> REQUIREMENT: Locate the word "efter" in the entries below, then gather every line that holds it.

+++ EXTRACTED INFORMATION +++

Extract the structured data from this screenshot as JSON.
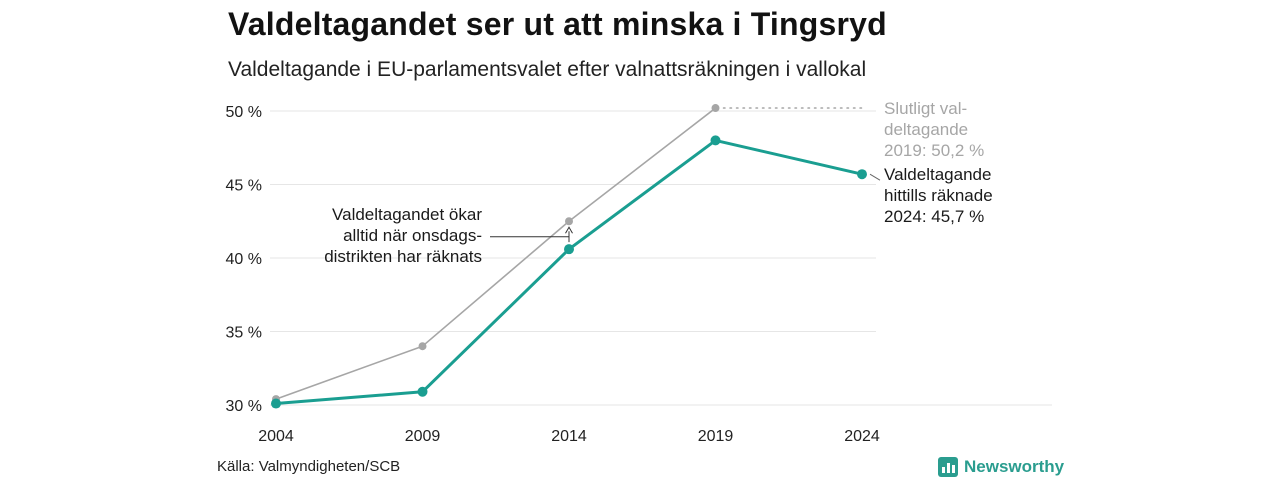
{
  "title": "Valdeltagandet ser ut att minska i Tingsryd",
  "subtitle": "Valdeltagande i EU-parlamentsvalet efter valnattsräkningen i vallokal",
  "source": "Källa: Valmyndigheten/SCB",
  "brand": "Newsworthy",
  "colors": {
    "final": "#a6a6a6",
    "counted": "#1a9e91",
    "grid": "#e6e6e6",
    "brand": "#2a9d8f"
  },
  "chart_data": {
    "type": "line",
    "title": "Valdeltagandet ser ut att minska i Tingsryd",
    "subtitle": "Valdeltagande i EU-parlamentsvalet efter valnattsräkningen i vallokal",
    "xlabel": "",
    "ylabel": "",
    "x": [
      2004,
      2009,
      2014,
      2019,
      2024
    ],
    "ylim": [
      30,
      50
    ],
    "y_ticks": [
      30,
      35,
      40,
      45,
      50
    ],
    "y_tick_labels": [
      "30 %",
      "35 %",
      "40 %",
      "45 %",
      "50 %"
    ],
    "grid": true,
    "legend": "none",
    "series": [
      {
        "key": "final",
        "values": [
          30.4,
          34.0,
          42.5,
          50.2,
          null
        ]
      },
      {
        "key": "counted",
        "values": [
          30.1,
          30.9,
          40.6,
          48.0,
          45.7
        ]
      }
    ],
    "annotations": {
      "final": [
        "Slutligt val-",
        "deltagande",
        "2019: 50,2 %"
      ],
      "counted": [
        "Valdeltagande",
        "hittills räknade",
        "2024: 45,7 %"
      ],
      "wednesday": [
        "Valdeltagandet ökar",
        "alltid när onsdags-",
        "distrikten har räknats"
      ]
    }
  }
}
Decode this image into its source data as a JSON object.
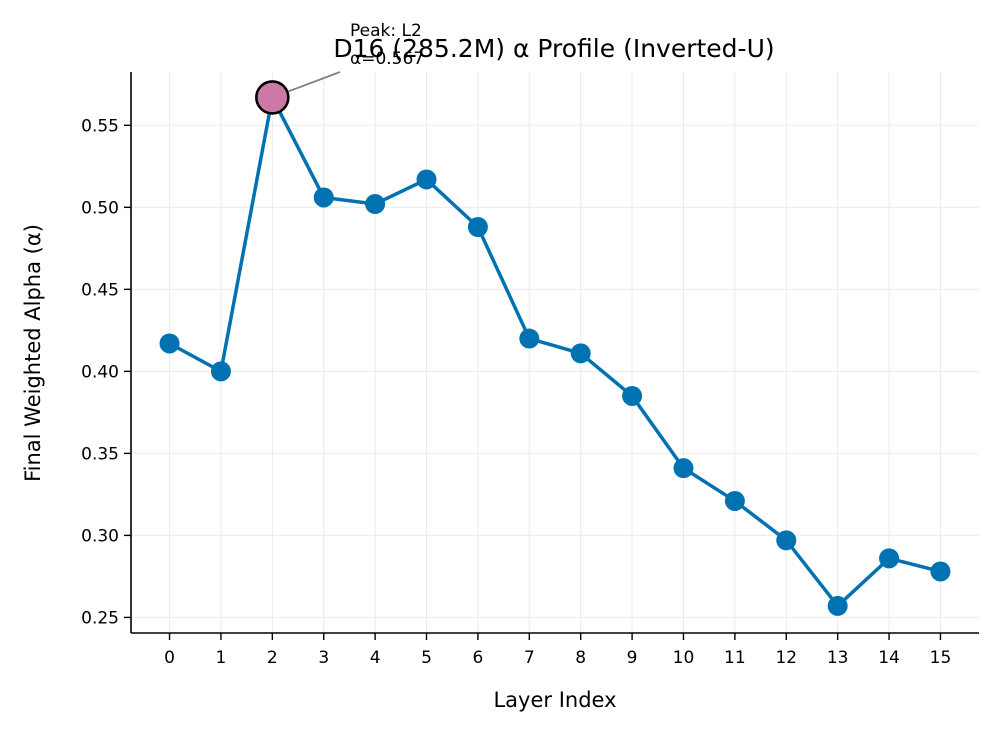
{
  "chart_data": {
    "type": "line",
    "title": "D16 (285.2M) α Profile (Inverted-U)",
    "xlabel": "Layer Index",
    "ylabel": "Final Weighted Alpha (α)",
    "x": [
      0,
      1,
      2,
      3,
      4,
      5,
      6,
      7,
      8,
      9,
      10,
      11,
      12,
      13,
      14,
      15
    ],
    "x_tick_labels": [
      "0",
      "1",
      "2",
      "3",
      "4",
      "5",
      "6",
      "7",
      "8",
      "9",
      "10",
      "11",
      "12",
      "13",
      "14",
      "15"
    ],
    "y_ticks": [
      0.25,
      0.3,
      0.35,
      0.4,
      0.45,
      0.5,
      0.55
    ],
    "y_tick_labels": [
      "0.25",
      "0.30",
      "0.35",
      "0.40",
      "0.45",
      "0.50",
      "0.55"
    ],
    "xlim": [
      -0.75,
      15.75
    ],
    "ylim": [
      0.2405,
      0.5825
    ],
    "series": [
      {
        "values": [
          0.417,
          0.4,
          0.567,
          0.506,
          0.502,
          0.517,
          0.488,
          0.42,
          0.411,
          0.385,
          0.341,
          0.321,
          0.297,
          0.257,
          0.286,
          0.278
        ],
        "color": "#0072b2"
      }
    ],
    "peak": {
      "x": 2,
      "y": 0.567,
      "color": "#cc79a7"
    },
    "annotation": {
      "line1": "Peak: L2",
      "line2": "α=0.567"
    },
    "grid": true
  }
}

+++

> OUTPUT FOR THIS TASK:
  "subtitle": "Valdeltagande i EU-parlamentsvalet efter valnattsräkningen i vallokal",
    "subtitle": "Valdeltagande i EU-parlamentsvalet efter valnattsräkningen i vallokal",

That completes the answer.